(PASSAGE TO READ)
Prior to surgery, transrectal ultrasonography (ALOKA SSD-500 V and UST-5821-7.5, ALOKA Co. Ltd., Tokyo, Japan) was performed by a single technician to evaluate the presence and size of any large follicles or CLs. Both ovaries were removed via a right flank laparotomy using aseptic techniques similar to a previously reported procedure [26].
Ovarian tissue collection
Ovaries were weighed, ovarian length and width recorded, and surface antral follicle count was performed. The dimensions of the largest (dominant) and second largest (subordinate) follicles were also measured and recorded. Follicular fluid was aspirated from these follicles, individual cumulus oocyte complexes retrieved, and theca cells collected via microdissection. To determine purity of theca cell and granulosa cell samples quantitative RT-PCR (QPCR) was performed to determine mRNA abundance of theca and granulosa specific markers. Gene expression for aromatase (CYP19A1), isolated in granulosa cells, was not detected in theca cells. Similarly, mRNA abundance of CYP17A1, located in theca cells, was not detected in granulosa cells. Granulosa cells were collected from the follicular fluid as described above. Granulosa and theca cell weights were recorded and granulosa cell volumes estimated. The ratio of theca to granulosa cells was also determined by dividing theca cell weight (g) by granulosa cell weight (g). The volume of follicular fluid aspirated from each follicle was measured and then stored at –80°C. Both granulosa and theca cells were homogenized in Tri-reagent (Sigma-Aldrich, St. Louis, MO) for RNA isolation.

(RECORD SET)
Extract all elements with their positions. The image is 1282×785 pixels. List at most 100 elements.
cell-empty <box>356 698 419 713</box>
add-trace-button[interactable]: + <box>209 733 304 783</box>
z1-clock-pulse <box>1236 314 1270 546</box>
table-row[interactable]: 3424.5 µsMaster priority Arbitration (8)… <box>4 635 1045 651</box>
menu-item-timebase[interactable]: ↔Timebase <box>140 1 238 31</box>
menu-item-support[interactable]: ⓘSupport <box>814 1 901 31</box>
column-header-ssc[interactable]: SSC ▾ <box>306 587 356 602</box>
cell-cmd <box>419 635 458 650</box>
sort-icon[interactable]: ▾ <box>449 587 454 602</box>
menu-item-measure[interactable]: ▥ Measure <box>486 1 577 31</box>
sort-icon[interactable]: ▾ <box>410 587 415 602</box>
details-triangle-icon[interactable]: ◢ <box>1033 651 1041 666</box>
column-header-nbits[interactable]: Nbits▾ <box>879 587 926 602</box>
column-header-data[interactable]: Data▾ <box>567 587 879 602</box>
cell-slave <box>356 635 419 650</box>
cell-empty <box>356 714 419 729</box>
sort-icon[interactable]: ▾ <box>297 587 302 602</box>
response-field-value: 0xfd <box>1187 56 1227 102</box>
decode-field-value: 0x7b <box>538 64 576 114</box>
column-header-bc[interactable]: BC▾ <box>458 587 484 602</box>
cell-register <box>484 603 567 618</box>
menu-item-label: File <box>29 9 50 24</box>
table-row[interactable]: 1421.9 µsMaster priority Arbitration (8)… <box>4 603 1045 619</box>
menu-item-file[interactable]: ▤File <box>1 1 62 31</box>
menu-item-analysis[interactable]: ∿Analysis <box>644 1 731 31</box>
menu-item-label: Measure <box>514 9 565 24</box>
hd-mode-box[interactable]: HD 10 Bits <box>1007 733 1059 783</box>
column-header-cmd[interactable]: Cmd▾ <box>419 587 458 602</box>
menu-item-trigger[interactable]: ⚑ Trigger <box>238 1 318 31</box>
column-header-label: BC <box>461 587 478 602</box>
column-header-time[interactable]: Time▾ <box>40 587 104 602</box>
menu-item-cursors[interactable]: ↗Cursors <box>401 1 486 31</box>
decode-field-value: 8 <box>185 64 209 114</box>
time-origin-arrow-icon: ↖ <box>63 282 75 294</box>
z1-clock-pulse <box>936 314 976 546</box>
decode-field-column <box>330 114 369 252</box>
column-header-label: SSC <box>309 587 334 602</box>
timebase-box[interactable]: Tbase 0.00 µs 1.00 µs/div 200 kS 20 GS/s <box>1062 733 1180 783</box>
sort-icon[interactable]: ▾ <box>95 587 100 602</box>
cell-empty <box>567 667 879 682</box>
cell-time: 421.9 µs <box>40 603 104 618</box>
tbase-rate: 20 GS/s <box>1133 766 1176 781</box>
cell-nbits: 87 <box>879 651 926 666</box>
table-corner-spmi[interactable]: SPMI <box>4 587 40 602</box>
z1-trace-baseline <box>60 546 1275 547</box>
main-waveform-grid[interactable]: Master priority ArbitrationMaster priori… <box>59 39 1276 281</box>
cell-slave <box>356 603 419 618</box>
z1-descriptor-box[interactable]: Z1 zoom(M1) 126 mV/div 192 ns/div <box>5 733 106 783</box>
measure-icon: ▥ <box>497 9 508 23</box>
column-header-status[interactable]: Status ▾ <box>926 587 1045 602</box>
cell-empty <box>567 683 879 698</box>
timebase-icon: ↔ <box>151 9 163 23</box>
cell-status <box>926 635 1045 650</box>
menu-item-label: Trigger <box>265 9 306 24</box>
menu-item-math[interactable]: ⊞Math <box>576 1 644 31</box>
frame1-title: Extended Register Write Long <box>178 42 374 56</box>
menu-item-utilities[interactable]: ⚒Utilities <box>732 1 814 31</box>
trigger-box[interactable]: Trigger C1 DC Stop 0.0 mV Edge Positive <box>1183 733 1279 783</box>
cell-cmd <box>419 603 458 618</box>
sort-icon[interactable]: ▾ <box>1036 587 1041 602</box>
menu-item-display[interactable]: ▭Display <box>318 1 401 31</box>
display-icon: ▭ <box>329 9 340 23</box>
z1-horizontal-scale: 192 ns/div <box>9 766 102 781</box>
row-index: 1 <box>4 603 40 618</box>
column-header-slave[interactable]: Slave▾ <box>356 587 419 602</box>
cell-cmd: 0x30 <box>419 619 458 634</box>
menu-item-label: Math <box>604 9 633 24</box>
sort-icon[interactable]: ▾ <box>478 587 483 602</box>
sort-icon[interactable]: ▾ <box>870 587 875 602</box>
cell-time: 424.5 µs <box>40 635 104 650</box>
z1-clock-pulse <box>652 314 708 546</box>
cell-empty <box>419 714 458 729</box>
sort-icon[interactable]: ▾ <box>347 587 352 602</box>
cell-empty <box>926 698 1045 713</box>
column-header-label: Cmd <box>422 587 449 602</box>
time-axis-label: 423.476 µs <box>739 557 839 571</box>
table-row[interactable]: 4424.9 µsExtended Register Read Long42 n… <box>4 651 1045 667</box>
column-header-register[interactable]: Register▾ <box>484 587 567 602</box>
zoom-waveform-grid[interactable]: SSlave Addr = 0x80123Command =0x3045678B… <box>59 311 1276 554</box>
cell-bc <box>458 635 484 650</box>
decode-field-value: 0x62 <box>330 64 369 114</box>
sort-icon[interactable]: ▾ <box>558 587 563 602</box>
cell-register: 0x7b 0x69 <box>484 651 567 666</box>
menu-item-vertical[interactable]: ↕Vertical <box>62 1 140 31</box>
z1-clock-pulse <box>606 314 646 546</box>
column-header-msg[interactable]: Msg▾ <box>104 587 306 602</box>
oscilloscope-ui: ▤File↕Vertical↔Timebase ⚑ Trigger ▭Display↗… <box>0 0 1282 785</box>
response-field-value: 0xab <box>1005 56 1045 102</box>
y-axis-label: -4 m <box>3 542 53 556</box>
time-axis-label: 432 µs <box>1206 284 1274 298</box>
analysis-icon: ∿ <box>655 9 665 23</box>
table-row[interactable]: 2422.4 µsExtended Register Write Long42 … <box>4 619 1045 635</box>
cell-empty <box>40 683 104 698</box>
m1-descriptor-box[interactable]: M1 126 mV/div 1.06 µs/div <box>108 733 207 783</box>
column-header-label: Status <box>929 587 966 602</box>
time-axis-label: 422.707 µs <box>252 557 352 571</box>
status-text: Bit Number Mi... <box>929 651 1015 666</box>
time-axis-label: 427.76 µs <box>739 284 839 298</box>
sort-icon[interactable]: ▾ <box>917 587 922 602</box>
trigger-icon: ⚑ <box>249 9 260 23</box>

(BRIEF 1) Decide whether each statement agrees with the ovarian tissue passage: (a) the ovaries were removed through a left flank laparotomy; (b) the volume of follicular fluid from each follicle was measured before storage at –80°C; (c) CYP17A1 mRNA was detected in granulosa cells. Answer yes or no for each, quoting the deciding words.
(BRIEF 2) Write out the part of the ovarian tissue passage starting with "Prior to surgery, transrectal" and going on through "reported procedure [26].".
The items were taken from a separate source.

(TASK RESPONSE 1)
(a) No: "Both ovaries were removed via a right flank laparotomy"
(b) Yes: "The volume of follicular fluid aspirated from each follicle was measured and then stored at –80°C."
(c) No: "mRNA abundance of CYP17A1, located in theca cells, was not detected in granulosa cells."

(TASK RESPONSE 2)
Prior to surgery, transrectal ultrasonography (ALOKA SSD-500 V and UST-5821-7.5, ALOKA Co. Ltd., Tokyo, Japan) was performed by a single technician to evaluate the presence and size of any large follicles or CLs. Both ovaries were removed via a right flank laparotomy using aseptic techniques similar to a previously reported procedure [26].